> _Data excerpts_
>> Begin

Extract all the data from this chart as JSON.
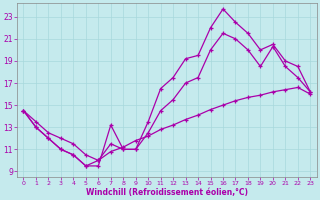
{
  "xlabel": "Windchill (Refroidissement éolien,°C)",
  "background_color": "#c5eaed",
  "grid_color": "#a8d8dc",
  "line_color": "#aa00aa",
  "xlim": [
    -0.5,
    23.5
  ],
  "ylim": [
    8.5,
    24.2
  ],
  "xticks": [
    0,
    1,
    2,
    3,
    4,
    5,
    6,
    7,
    8,
    9,
    10,
    11,
    12,
    13,
    14,
    15,
    16,
    17,
    18,
    19,
    20,
    21,
    22,
    23
  ],
  "yticks": [
    9,
    11,
    13,
    15,
    17,
    19,
    21,
    23
  ],
  "line1_x": [
    0,
    1,
    2,
    3,
    4,
    5,
    6,
    7,
    8,
    9,
    10,
    11,
    12,
    13,
    14,
    15,
    16,
    17,
    18,
    19,
    20,
    21,
    22,
    23
  ],
  "line1_y": [
    14.5,
    13.0,
    12.0,
    11.0,
    10.5,
    9.5,
    9.5,
    13.2,
    11.0,
    11.0,
    13.5,
    16.5,
    17.5,
    19.2,
    19.5,
    22.0,
    23.7,
    22.5,
    21.5,
    20.0,
    20.5,
    19.0,
    18.5,
    16.2
  ],
  "line2_x": [
    0,
    1,
    2,
    3,
    4,
    5,
    6,
    7,
    8,
    9,
    10,
    11,
    12,
    13,
    14,
    15,
    16,
    17,
    18,
    19,
    20,
    21,
    22,
    23
  ],
  "line2_y": [
    14.5,
    13.0,
    12.0,
    11.0,
    10.5,
    9.5,
    10.0,
    11.5,
    11.0,
    11.0,
    12.5,
    14.5,
    15.5,
    17.0,
    17.5,
    20.0,
    21.5,
    21.0,
    20.0,
    18.5,
    20.3,
    18.5,
    17.5,
    16.2
  ],
  "line3_x": [
    0,
    1,
    2,
    3,
    4,
    5,
    6,
    7,
    8,
    9,
    10,
    11,
    12,
    13,
    14,
    15,
    16,
    17,
    18,
    19,
    20,
    21,
    22,
    23
  ],
  "line3_y": [
    14.5,
    13.5,
    12.5,
    12.0,
    11.5,
    10.5,
    10.0,
    10.8,
    11.2,
    11.8,
    12.2,
    12.8,
    13.2,
    13.7,
    14.1,
    14.6,
    15.0,
    15.4,
    15.7,
    15.9,
    16.2,
    16.4,
    16.6,
    16.0
  ]
}
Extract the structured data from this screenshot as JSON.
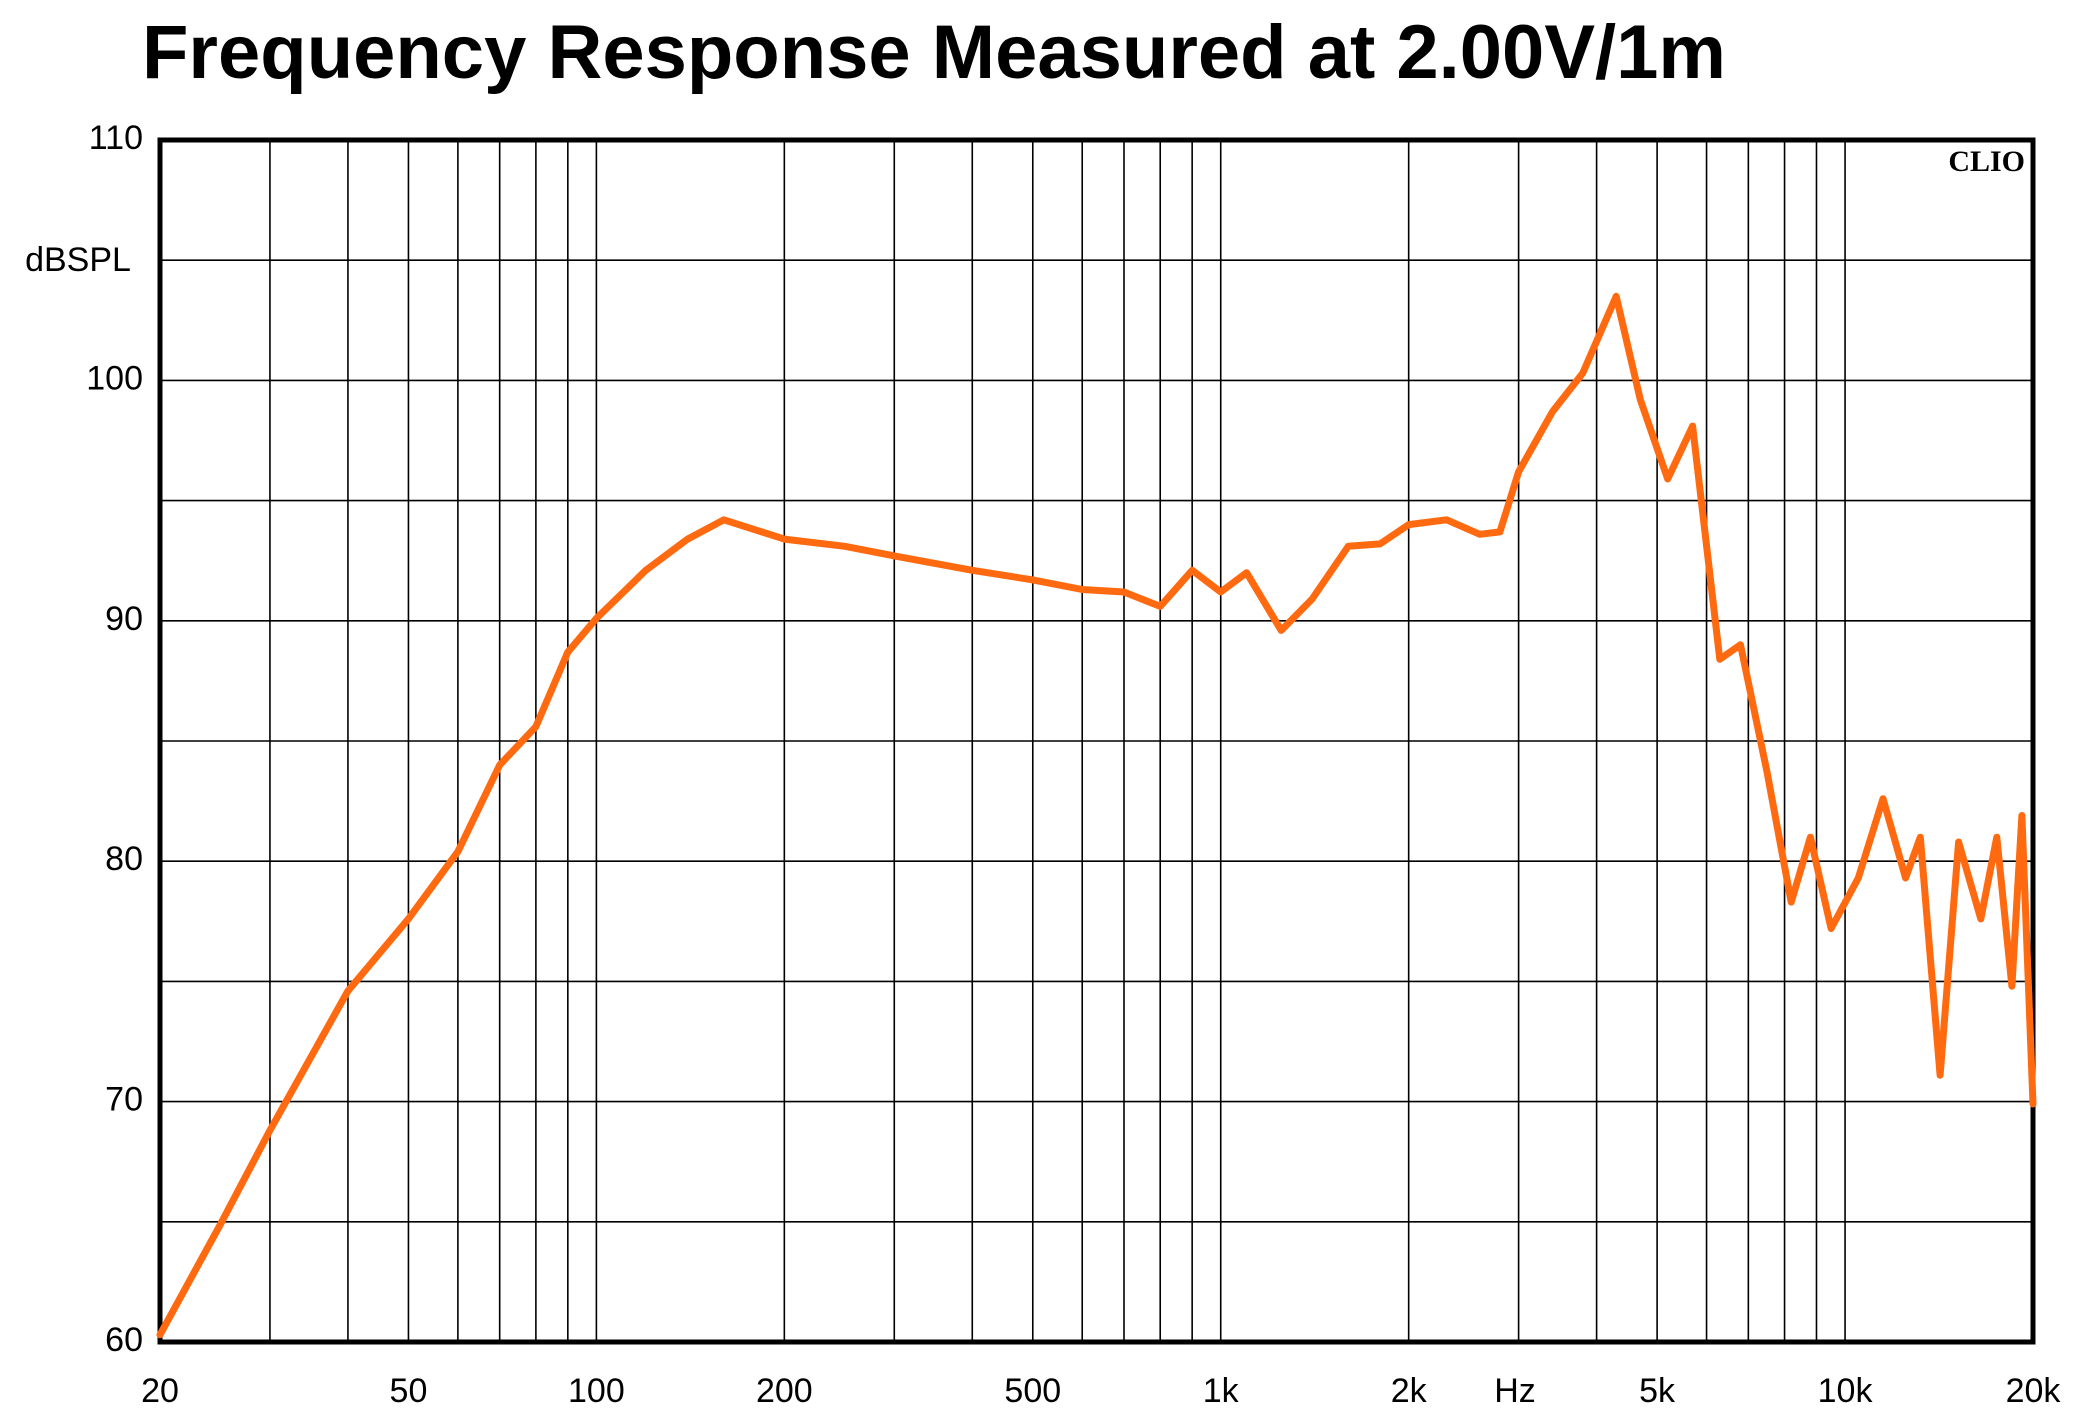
{
  "chart_data": {
    "type": "line",
    "title": "Frequency Response Measured at 2.00V/1m",
    "y_label": "dBSPL",
    "x_unit_label": "Hz",
    "annotation": "CLIO",
    "x": [
      20,
      25,
      30,
      40,
      50,
      60,
      70,
      80,
      90,
      100,
      120,
      140,
      160,
      200,
      250,
      300,
      400,
      500,
      600,
      700,
      800,
      900,
      1000,
      1100,
      1250,
      1400,
      1600,
      1800,
      2000,
      2300,
      2600,
      2800,
      3000,
      3400,
      3800,
      4300,
      4700,
      5200,
      5700,
      6300,
      6800,
      7500,
      8200,
      8800,
      9500,
      10500,
      11500,
      12500,
      13200,
      14200,
      15200,
      16500,
      17500,
      18500,
      19200,
      20000
    ],
    "series": [
      {
        "name": "Frequency Response",
        "color": "#ff6a10",
        "values": [
          60.3,
          64.9,
          68.8,
          74.6,
          77.6,
          80.4,
          84,
          85.6,
          88.7,
          90.1,
          92.1,
          93.4,
          94.2,
          93.4,
          93.1,
          92.7,
          92.1,
          91.7,
          91.3,
          91.2,
          90.6,
          92.1,
          91.2,
          92.0,
          89.6,
          90.9,
          93.1,
          93.2,
          94,
          94.2,
          93.6,
          93.7,
          96.2,
          98.7,
          100.3,
          103.5,
          99.2,
          95.9,
          98.1,
          88.4,
          89,
          83.7,
          78.3,
          81,
          77.2,
          79.3,
          82.6,
          79.3,
          81,
          71.1,
          80.8,
          77.6,
          81,
          74.8,
          81.9,
          69.9
        ]
      }
    ],
    "xscale": "log",
    "xlim": [
      20,
      20000
    ],
    "xticks": [
      20,
      50,
      100,
      200,
      500,
      {
        "value": 1000,
        "label": "1k"
      },
      {
        "value": 2000,
        "label": "2k"
      },
      {
        "value": 5000,
        "label": "5k"
      },
      {
        "value": 10000,
        "label": "10k"
      },
      {
        "value": 20000,
        "label": "20k"
      }
    ],
    "xminor_ticks": [
      30,
      40,
      60,
      70,
      80,
      90,
      300,
      400,
      600,
      700,
      800,
      900,
      3000,
      4000,
      6000,
      7000,
      8000,
      9000
    ],
    "ylim": [
      60,
      110
    ],
    "yticks": [
      60,
      70,
      80,
      90,
      100,
      110
    ],
    "yminor_ticks": [
      65,
      75,
      85,
      95,
      105
    ],
    "grid": true
  }
}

>> End

> _Goal_
Print all of the entries word for word. Skip any images they contain.

> _Final answer_
Extract all the data from this chart as JSON.
{
  "xlabel": "Windchill (Refroidissement éolien,°C)",
  "background_color": "#c5eaed",
  "grid_color": "#a8d8dc",
  "line_color": "#aa00aa",
  "xlim": [
    -0.5,
    23.5
  ],
  "ylim": [
    8.5,
    24.2
  ],
  "xticks": [
    0,
    1,
    2,
    3,
    4,
    5,
    6,
    7,
    8,
    9,
    10,
    11,
    12,
    13,
    14,
    15,
    16,
    17,
    18,
    19,
    20,
    21,
    22,
    23
  ],
  "yticks": [
    9,
    11,
    13,
    15,
    17,
    19,
    21,
    23
  ],
  "line1_x": [
    0,
    1,
    2,
    3,
    4,
    5,
    6,
    7,
    8,
    9,
    10,
    11,
    12,
    13,
    14,
    15,
    16,
    17,
    18,
    19,
    20,
    21,
    22,
    23
  ],
  "line1_y": [
    14.5,
    13.0,
    12.0,
    11.0,
    10.5,
    9.5,
    9.5,
    13.2,
    11.0,
    11.0,
    13.5,
    16.5,
    17.5,
    19.2,
    19.5,
    22.0,
    23.7,
    22.5,
    21.5,
    20.0,
    20.5,
    19.0,
    18.5,
    16.2
  ],
  "line2_x": [
    0,
    1,
    2,
    3,
    4,
    5,
    6,
    7,
    8,
    9,
    10,
    11,
    12,
    13,
    14,
    15,
    16,
    17,
    18,
    19,
    20,
    21,
    22,
    23
  ],
  "line2_y": [
    14.5,
    13.0,
    12.0,
    11.0,
    10.5,
    9.5,
    10.0,
    11.5,
    11.0,
    11.0,
    12.5,
    14.5,
    15.5,
    17.0,
    17.5,
    20.0,
    21.5,
    21.0,
    20.0,
    18.5,
    20.3,
    18.5,
    17.5,
    16.2
  ],
  "line3_x": [
    0,
    1,
    2,
    3,
    4,
    5,
    6,
    7,
    8,
    9,
    10,
    11,
    12,
    13,
    14,
    15,
    16,
    17,
    18,
    19,
    20,
    21,
    22,
    23
  ],
  "line3_y": [
    14.5,
    13.5,
    12.5,
    12.0,
    11.5,
    10.5,
    10.0,
    10.8,
    11.2,
    11.8,
    12.2,
    12.8,
    13.2,
    13.7,
    14.1,
    14.6,
    15.0,
    15.4,
    15.7,
    15.9,
    16.2,
    16.4,
    16.6,
    16.0
  ]
}
Extract the structured data from this screenshot as JSON.
{
  "chart_data": {
    "type": "line",
    "title": "Frequency Response Measured at 2.00V/1m",
    "y_label": "dBSPL",
    "x_unit_label": "Hz",
    "annotation": "CLIO",
    "x": [
      20,
      25,
      30,
      40,
      50,
      60,
      70,
      80,
      90,
      100,
      120,
      140,
      160,
      200,
      250,
      300,
      400,
      500,
      600,
      700,
      800,
      900,
      1000,
      1100,
      1250,
      1400,
      1600,
      1800,
      2000,
      2300,
      2600,
      2800,
      3000,
      3400,
      3800,
      4300,
      4700,
      5200,
      5700,
      6300,
      6800,
      7500,
      8200,
      8800,
      9500,
      10500,
      11500,
      12500,
      13200,
      14200,
      15200,
      16500,
      17500,
      18500,
      19200,
      20000
    ],
    "series": [
      {
        "name": "Frequency Response",
        "color": "#ff6a10",
        "values": [
          60.3,
          64.9,
          68.8,
          74.6,
          77.6,
          80.4,
          84,
          85.6,
          88.7,
          90.1,
          92.1,
          93.4,
          94.2,
          93.4,
          93.1,
          92.7,
          92.1,
          91.7,
          91.3,
          91.2,
          90.6,
          92.1,
          91.2,
          92.0,
          89.6,
          90.9,
          93.1,
          93.2,
          94,
          94.2,
          93.6,
          93.7,
          96.2,
          98.7,
          100.3,
          103.5,
          99.2,
          95.9,
          98.1,
          88.4,
          89,
          83.7,
          78.3,
          81,
          77.2,
          79.3,
          82.6,
          79.3,
          81,
          71.1,
          80.8,
          77.6,
          81,
          74.8,
          81.9,
          69.9
        ]
      }
    ],
    "xscale": "log",
    "xlim": [
      20,
      20000
    ],
    "xticks": [
      20,
      50,
      100,
      200,
      500,
      {
        "value": 1000,
        "label": "1k"
      },
      {
        "value": 2000,
        "label": "2k"
      },
      {
        "value": 5000,
        "label": "5k"
      },
      {
        "value": 10000,
        "label": "10k"
      },
      {
        "value": 20000,
        "label": "20k"
      }
    ],
    "xminor_ticks": [
      30,
      40,
      60,
      70,
      80,
      90,
      300,
      400,
      600,
      700,
      800,
      900,
      3000,
      4000,
      6000,
      7000,
      8000,
      9000
    ],
    "ylim": [
      60,
      110
    ],
    "yticks": [
      60,
      70,
      80,
      90,
      100,
      110
    ],
    "yminor_ticks": [
      65,
      75,
      85,
      95,
      105
    ],
    "grid": true
  }
}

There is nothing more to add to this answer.